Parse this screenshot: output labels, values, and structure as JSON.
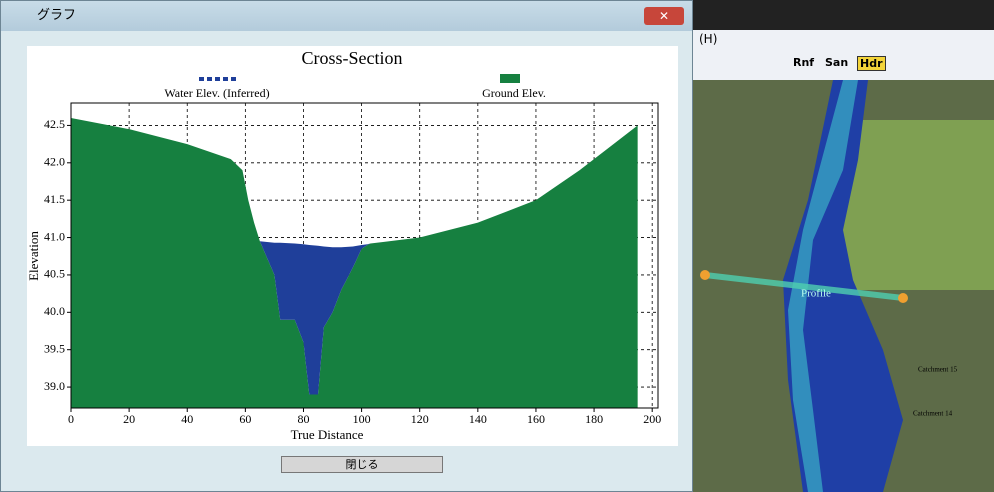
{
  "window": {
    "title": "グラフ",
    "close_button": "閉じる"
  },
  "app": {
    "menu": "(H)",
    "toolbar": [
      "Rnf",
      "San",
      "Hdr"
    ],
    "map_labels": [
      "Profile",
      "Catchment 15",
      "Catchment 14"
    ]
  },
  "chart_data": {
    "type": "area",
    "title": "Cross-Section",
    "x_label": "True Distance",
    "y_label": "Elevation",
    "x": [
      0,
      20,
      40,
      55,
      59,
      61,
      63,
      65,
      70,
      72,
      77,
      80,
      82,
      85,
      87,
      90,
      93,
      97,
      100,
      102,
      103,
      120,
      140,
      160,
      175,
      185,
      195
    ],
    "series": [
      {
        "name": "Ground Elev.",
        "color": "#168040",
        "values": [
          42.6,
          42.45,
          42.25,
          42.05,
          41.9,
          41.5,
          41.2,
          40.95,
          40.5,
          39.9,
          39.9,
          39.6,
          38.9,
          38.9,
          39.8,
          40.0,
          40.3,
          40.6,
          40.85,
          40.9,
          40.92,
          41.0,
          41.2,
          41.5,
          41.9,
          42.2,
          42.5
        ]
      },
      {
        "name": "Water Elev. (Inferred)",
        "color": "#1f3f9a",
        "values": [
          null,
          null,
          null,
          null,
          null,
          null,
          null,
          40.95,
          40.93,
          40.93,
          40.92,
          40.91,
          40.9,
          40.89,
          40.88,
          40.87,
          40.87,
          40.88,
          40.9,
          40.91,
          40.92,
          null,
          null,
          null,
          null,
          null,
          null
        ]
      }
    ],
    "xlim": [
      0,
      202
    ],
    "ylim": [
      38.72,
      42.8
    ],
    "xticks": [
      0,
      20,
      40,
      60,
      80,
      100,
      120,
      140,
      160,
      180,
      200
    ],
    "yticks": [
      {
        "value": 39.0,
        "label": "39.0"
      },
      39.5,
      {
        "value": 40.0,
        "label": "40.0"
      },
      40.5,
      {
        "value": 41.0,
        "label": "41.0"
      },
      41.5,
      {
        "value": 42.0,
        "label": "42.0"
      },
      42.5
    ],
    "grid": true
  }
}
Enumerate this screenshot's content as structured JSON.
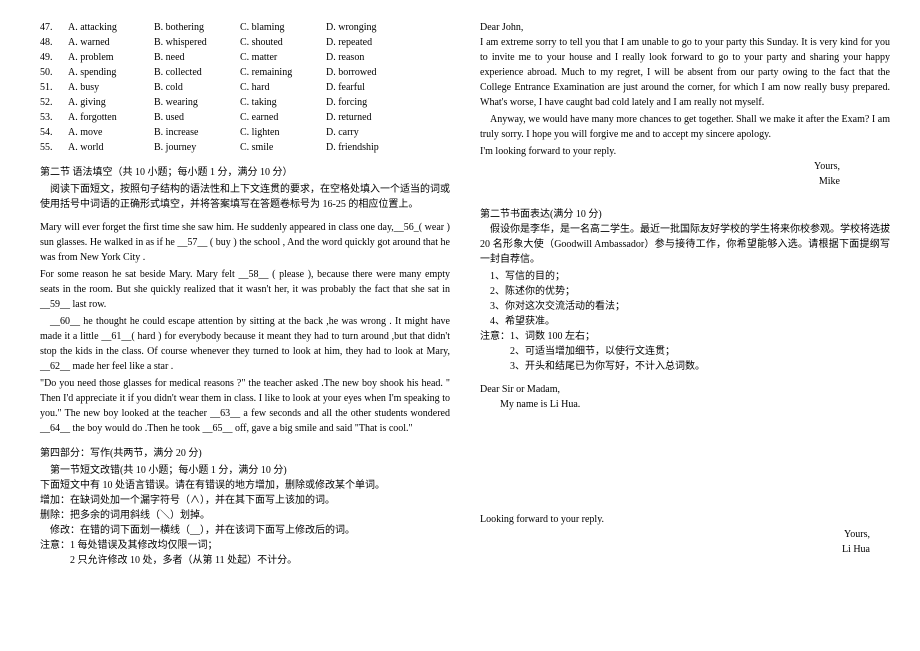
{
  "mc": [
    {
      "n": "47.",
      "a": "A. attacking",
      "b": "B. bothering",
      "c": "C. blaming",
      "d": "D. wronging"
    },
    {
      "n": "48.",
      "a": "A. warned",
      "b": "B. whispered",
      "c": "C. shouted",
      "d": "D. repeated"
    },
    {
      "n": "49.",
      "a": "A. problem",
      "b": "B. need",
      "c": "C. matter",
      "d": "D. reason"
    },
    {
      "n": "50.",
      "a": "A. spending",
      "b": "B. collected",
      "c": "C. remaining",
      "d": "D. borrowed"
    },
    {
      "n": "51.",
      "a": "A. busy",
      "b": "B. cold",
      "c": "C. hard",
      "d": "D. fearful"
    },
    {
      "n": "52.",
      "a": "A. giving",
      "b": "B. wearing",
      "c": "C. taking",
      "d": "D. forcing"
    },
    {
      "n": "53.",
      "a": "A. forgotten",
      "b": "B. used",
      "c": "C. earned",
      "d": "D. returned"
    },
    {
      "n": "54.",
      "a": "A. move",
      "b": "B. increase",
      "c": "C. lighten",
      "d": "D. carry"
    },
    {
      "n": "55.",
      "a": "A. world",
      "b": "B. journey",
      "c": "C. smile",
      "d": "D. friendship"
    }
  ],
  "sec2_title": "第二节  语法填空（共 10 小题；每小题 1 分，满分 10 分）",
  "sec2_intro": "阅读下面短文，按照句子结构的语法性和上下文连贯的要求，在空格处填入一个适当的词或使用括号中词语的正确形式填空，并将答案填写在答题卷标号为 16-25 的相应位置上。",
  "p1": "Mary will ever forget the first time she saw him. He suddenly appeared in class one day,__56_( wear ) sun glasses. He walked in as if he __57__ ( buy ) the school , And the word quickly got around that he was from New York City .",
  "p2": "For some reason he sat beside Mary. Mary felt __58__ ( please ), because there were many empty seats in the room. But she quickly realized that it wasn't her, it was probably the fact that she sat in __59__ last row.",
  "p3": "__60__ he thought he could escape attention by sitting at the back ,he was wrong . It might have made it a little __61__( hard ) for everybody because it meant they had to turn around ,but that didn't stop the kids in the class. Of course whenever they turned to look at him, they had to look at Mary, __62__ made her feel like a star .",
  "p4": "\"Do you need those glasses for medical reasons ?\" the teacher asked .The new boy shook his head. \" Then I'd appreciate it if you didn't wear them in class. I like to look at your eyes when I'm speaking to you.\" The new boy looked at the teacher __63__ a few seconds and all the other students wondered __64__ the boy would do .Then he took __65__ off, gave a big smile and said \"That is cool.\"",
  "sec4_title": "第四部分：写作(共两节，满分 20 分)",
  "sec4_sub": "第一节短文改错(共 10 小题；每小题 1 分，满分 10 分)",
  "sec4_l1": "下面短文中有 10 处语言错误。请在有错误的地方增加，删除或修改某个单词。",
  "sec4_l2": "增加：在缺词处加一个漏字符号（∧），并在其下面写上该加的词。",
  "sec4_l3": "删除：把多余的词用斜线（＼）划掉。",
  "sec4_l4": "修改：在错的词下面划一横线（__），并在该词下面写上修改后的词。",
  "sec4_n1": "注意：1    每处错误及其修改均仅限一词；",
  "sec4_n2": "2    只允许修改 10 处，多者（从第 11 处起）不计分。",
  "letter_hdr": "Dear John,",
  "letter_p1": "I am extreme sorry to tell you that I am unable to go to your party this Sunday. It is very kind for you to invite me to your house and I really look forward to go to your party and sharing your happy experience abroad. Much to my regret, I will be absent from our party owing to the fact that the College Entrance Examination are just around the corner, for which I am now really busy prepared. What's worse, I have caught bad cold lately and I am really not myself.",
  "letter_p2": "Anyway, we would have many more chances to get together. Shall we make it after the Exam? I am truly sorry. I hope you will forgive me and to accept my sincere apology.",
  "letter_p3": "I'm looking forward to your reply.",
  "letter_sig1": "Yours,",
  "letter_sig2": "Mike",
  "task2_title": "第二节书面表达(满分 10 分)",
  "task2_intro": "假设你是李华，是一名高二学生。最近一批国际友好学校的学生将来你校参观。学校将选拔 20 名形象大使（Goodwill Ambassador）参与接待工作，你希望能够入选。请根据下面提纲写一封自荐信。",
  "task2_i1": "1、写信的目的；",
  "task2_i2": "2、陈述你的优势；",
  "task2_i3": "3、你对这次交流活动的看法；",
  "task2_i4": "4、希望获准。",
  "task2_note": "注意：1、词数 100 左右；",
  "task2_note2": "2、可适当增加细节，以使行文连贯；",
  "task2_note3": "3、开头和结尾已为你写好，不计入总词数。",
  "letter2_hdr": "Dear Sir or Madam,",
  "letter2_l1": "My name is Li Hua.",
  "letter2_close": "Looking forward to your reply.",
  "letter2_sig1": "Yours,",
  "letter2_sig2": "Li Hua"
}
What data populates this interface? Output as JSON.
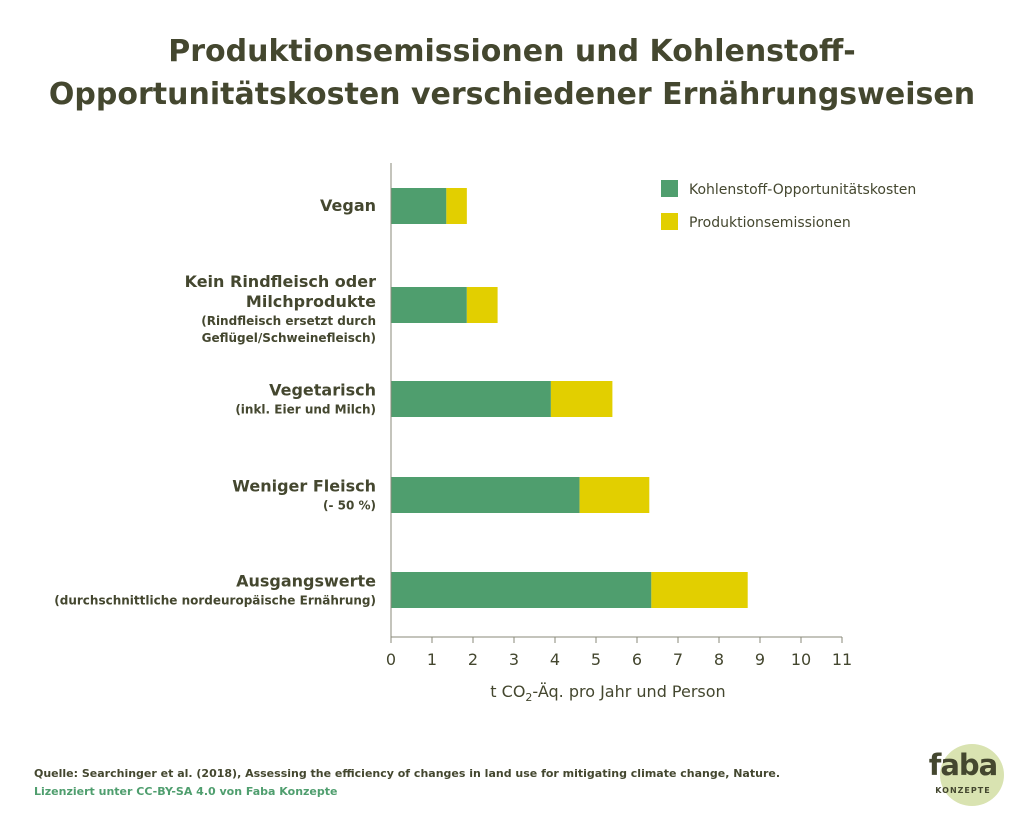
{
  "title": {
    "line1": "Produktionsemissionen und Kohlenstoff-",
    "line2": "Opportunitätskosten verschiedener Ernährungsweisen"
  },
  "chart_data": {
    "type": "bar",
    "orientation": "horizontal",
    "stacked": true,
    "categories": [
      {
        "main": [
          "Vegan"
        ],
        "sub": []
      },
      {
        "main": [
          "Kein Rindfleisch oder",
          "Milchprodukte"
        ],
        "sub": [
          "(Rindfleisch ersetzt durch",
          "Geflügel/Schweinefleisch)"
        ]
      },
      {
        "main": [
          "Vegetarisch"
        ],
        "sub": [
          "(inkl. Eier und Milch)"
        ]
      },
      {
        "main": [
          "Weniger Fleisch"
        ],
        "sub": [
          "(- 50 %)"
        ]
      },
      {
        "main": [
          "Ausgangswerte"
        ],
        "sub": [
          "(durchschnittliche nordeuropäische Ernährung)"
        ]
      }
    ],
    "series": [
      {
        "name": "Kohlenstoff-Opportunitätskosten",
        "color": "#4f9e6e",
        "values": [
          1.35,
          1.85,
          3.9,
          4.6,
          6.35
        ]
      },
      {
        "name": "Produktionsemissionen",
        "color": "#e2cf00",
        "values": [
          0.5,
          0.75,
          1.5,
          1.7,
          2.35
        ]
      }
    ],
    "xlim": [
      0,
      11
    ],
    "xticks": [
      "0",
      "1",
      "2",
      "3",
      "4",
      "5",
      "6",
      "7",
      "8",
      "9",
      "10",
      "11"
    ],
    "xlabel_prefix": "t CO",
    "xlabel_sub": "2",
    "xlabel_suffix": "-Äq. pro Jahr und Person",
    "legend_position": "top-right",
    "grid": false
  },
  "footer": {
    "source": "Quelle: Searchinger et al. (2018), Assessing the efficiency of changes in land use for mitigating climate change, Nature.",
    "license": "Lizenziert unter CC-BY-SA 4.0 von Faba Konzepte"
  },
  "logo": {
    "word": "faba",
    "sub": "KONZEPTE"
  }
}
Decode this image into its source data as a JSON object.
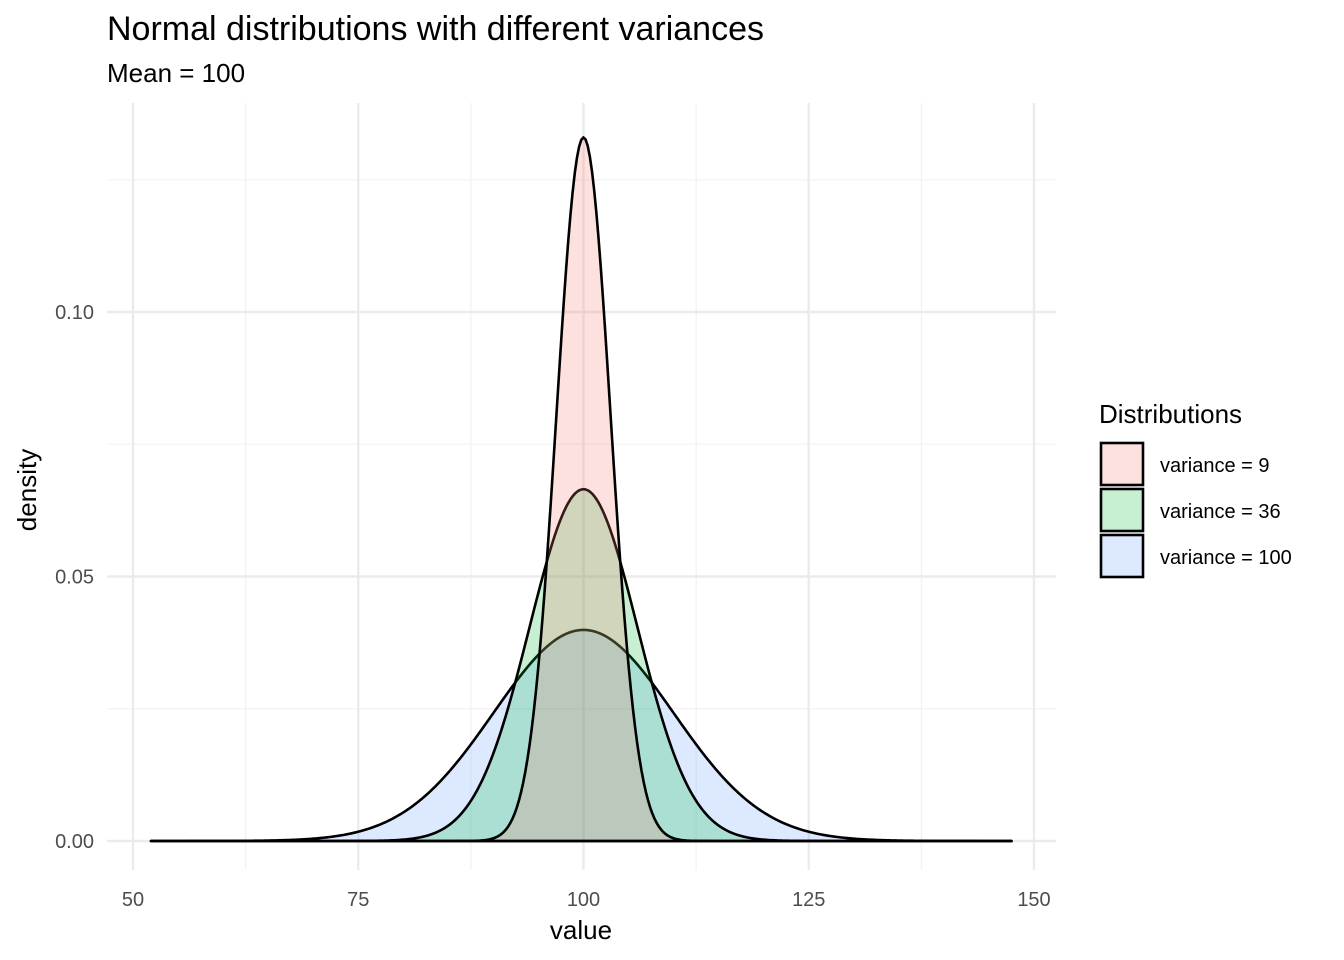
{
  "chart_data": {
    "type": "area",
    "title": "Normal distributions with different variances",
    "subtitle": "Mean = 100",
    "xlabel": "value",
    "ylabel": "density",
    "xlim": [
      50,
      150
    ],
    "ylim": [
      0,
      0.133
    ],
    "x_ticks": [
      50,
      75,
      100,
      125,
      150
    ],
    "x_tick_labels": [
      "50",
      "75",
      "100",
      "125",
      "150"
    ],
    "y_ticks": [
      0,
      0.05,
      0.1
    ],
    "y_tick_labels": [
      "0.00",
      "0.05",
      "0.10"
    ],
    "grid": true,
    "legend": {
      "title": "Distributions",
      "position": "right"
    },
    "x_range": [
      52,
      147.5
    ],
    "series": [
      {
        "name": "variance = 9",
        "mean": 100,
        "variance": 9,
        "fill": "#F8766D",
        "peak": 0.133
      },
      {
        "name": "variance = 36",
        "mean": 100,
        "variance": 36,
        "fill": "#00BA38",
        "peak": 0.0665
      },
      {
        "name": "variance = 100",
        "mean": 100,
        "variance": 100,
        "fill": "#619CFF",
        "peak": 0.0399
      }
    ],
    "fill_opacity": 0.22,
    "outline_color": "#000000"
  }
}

Exercise prompt: Output the line that contains "Decode this image" and every subsequent line through the end of the entries, exactly as given, without pictures.

Full output:
Decode this image into its source data as a JSON object.
{
  "chart_data": {
    "type": "area",
    "title": "Normal distributions with different variances",
    "subtitle": "Mean = 100",
    "xlabel": "value",
    "ylabel": "density",
    "xlim": [
      50,
      150
    ],
    "ylim": [
      0,
      0.133
    ],
    "x_ticks": [
      50,
      75,
      100,
      125,
      150
    ],
    "x_tick_labels": [
      "50",
      "75",
      "100",
      "125",
      "150"
    ],
    "y_ticks": [
      0,
      0.05,
      0.1
    ],
    "y_tick_labels": [
      "0.00",
      "0.05",
      "0.10"
    ],
    "grid": true,
    "legend": {
      "title": "Distributions",
      "position": "right"
    },
    "x_range": [
      52,
      147.5
    ],
    "series": [
      {
        "name": "variance = 9",
        "mean": 100,
        "variance": 9,
        "fill": "#F8766D",
        "peak": 0.133
      },
      {
        "name": "variance = 36",
        "mean": 100,
        "variance": 36,
        "fill": "#00BA38",
        "peak": 0.0665
      },
      {
        "name": "variance = 100",
        "mean": 100,
        "variance": 100,
        "fill": "#619CFF",
        "peak": 0.0399
      }
    ],
    "fill_opacity": 0.22,
    "outline_color": "#000000"
  }
}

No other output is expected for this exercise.